TASK DESCRIPTION:
Can you find the lines of the listing that include "Mean" and copy every one?

INPUT:
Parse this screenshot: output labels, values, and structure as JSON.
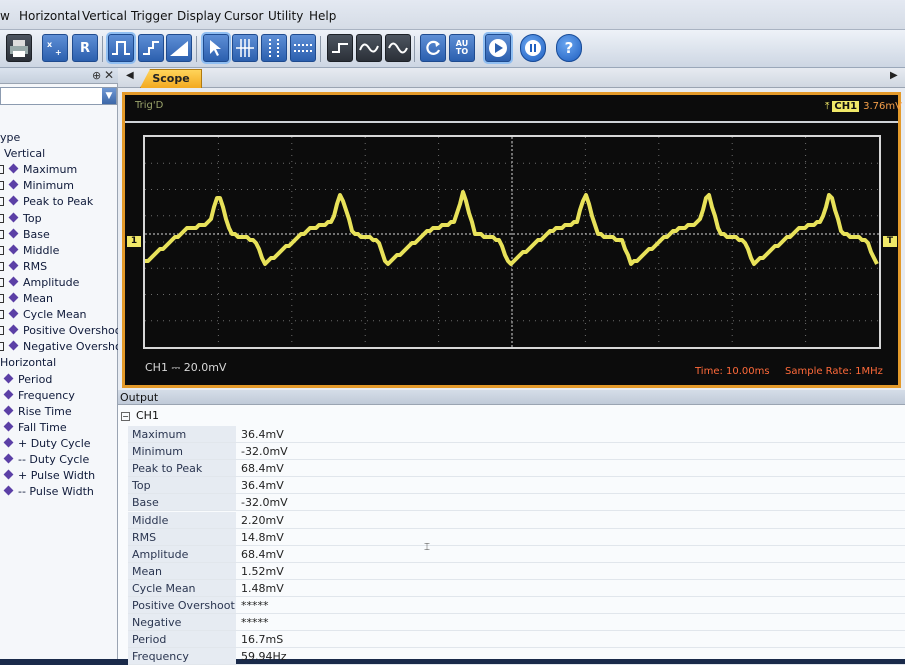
{
  "menubar": {
    "items": [
      "w",
      "Horizontal",
      "Vertical",
      "Trigger",
      "Display",
      "Cursor",
      "Utility",
      "Help"
    ]
  },
  "toolbar": {
    "reset_label": "R",
    "auto_label": "AU\nTO",
    "help_label": "?"
  },
  "left_panel": {
    "pin_icon": "pin-icon",
    "close_label": "✕",
    "tree": {
      "root": "ype",
      "vertical_group": "Vertical",
      "vertical_items": [
        "Maximum",
        "Minimum",
        "Peak to Peak",
        "Top",
        "Base",
        "Middle",
        "RMS",
        "Amplitude",
        "Mean",
        "Cycle Mean",
        "Positive Overshoot",
        "Negative Overshoot"
      ],
      "horizontal_group": "Horizontal",
      "horizontal_items": [
        "Period",
        "Frequency",
        "Rise Time",
        "Fall Time",
        "+ Duty Cycle",
        "-- Duty Cycle",
        "+ Pulse Width",
        "-- Pulse Width"
      ]
    }
  },
  "scope": {
    "tab_label": "Scope",
    "trig_label": "Trig'D",
    "ch1_badge": "CH1",
    "ch1_trigger_level": "3.76mV",
    "ch1_marker": "1",
    "trigger_marker": "T",
    "ch1_scale": "CH1 ⎓ 20.0mV",
    "time_label": "Time: 10.00ms",
    "sample_rate": "Sample Rate: 1MHz",
    "trace_color": "#e8e25a",
    "frame_color": "#e49a2a"
  },
  "output": {
    "header": "Output",
    "group": "CH1",
    "rows": [
      {
        "name": "Maximum",
        "value": "36.4mV"
      },
      {
        "name": "Minimum",
        "value": "-32.0mV"
      },
      {
        "name": "Peak to Peak",
        "value": "68.4mV"
      },
      {
        "name": "Top",
        "value": "36.4mV"
      },
      {
        "name": "Base",
        "value": "-32.0mV"
      },
      {
        "name": "Middle",
        "value": "2.20mV"
      },
      {
        "name": "RMS",
        "value": "14.8mV"
      },
      {
        "name": "Amplitude",
        "value": "68.4mV"
      },
      {
        "name": "Mean",
        "value": "1.52mV"
      },
      {
        "name": "Cycle Mean",
        "value": "1.48mV"
      },
      {
        "name": "Positive Overshoot",
        "value": "*****"
      },
      {
        "name": "Negative Overshoot",
        "value": "*****"
      },
      {
        "name": "Period",
        "value": "16.7mS"
      },
      {
        "name": "Frequency",
        "value": "59.94Hz"
      }
    ]
  }
}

CORRECT RESULT:
        "Mean",
        "Cycle Mean",
        "name": "Mean",
        "name": "Cycle Mean",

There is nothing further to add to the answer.